** Exercise aim **
Make a verbatim copy of the entries below; pictures stay out.

** The input **
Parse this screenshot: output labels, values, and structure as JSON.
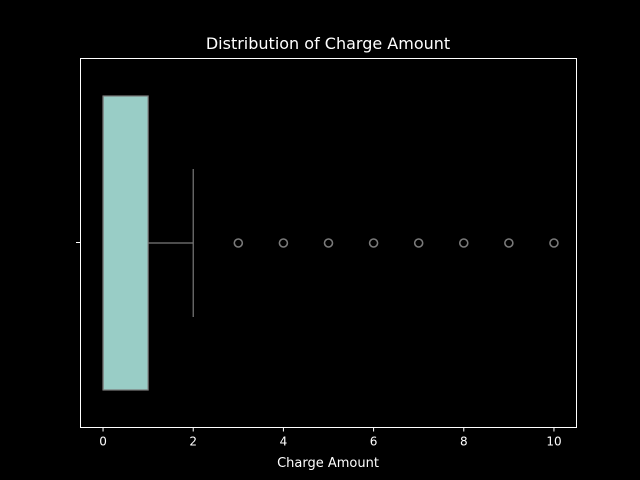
{
  "chart_data": {
    "type": "box",
    "orientation": "horizontal",
    "title": "Distribution of Charge Amount",
    "xlabel": "Charge Amount",
    "ylabel": "",
    "xlim": [
      -0.5,
      10.5
    ],
    "xticks": [
      "0",
      "2",
      "4",
      "6",
      "8",
      "10"
    ],
    "xtick_values": [
      0,
      2,
      4,
      6,
      8,
      10
    ],
    "grid": false,
    "box": {
      "q1": 0,
      "median": 0,
      "q3": 1,
      "whisker_low": 0,
      "whisker_high": 2
    },
    "outliers": [
      3,
      4,
      5,
      6,
      7,
      8,
      9,
      10
    ]
  },
  "colors": {
    "background": "#000000",
    "box_fill": "#99cdc6",
    "line": "#7a7a7a",
    "axes": "#ffffff",
    "text": "#ffffff"
  }
}
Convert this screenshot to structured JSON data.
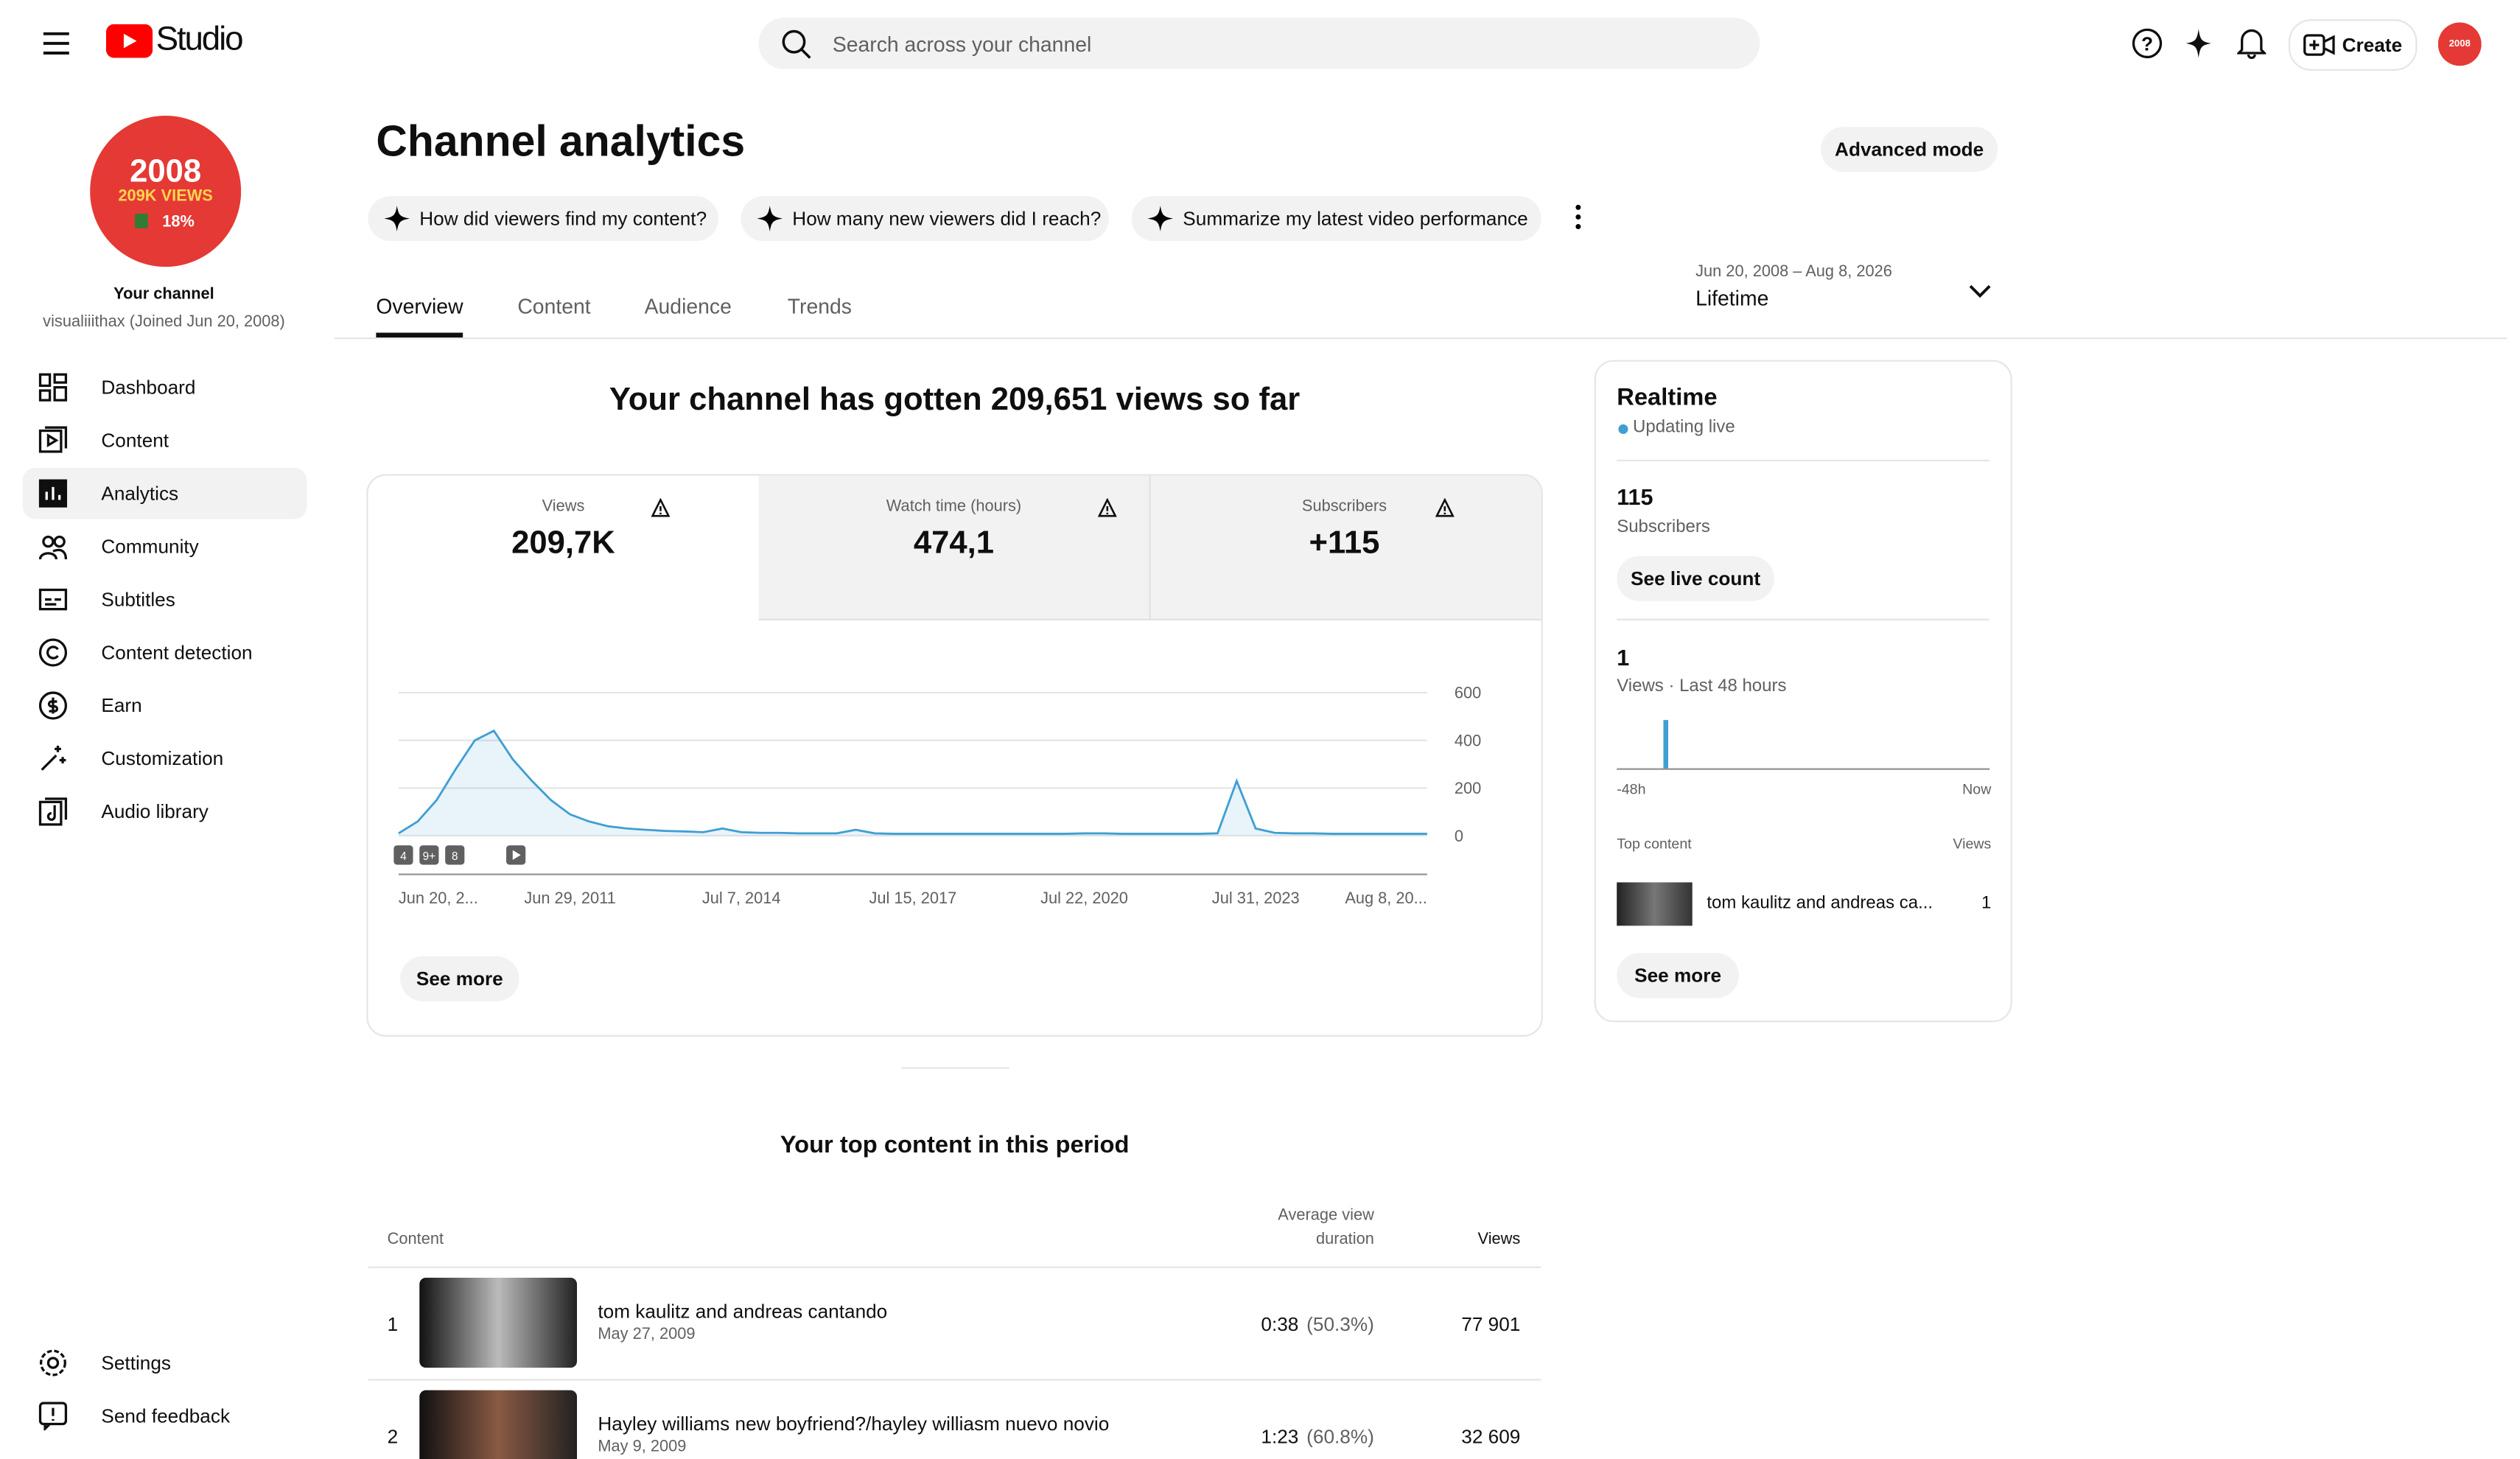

** The answer **
Parse this screenshot: output labels, values, and structure as JSON.
{
  "chart_data": {
    "type": "box",
    "orientation": "horizontal",
    "title": "Distribution of Charge Amount",
    "xlabel": "Charge Amount",
    "ylabel": "",
    "xlim": [
      -0.5,
      10.5
    ],
    "xticks": [
      "0",
      "2",
      "4",
      "6",
      "8",
      "10"
    ],
    "xtick_values": [
      0,
      2,
      4,
      6,
      8,
      10
    ],
    "grid": false,
    "box": {
      "q1": 0,
      "median": 0,
      "q3": 1,
      "whisker_low": 0,
      "whisker_high": 2
    },
    "outliers": [
      3,
      4,
      5,
      6,
      7,
      8,
      9,
      10
    ]
  },
  "colors": {
    "background": "#000000",
    "box_fill": "#99cdc6",
    "line": "#7a7a7a",
    "axes": "#ffffff",
    "text": "#ffffff"
  }
}
Convert this screenshot to structured JSON data.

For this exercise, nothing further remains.